[DATASET CONTENT]
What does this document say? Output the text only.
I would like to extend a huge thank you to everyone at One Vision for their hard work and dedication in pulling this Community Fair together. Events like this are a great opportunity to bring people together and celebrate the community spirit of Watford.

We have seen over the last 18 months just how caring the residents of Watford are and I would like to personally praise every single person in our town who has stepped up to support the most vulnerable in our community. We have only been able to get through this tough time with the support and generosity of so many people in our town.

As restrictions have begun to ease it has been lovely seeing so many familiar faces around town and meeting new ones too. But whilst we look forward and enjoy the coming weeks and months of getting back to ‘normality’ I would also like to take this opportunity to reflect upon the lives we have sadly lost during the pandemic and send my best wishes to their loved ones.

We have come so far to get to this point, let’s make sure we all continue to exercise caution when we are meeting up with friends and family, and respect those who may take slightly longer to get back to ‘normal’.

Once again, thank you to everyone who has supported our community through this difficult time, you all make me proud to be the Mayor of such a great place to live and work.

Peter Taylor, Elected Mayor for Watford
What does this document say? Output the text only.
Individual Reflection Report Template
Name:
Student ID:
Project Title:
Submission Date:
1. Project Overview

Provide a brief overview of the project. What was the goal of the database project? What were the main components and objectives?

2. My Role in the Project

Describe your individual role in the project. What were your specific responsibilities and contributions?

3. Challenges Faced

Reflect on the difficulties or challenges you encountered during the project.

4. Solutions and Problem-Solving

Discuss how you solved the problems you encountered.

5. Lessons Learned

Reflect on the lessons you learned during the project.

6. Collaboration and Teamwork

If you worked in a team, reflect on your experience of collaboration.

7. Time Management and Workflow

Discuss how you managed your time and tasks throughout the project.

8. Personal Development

[EXERCISE TASK]
Pull out all lines containing the word "great" from the entries above.

[RESPONSE]
I would like to extend a huge thank you to everyone at One Vision for their hard work and dedication in pulling this Community Fair together. Events like this are a great opportunity to bring people together and celebrate the community spirit of Watford.
Once again, thank you to everyone who has supported our community through this difficult time, you all make me proud to be the Mayor of such a great place to live and work.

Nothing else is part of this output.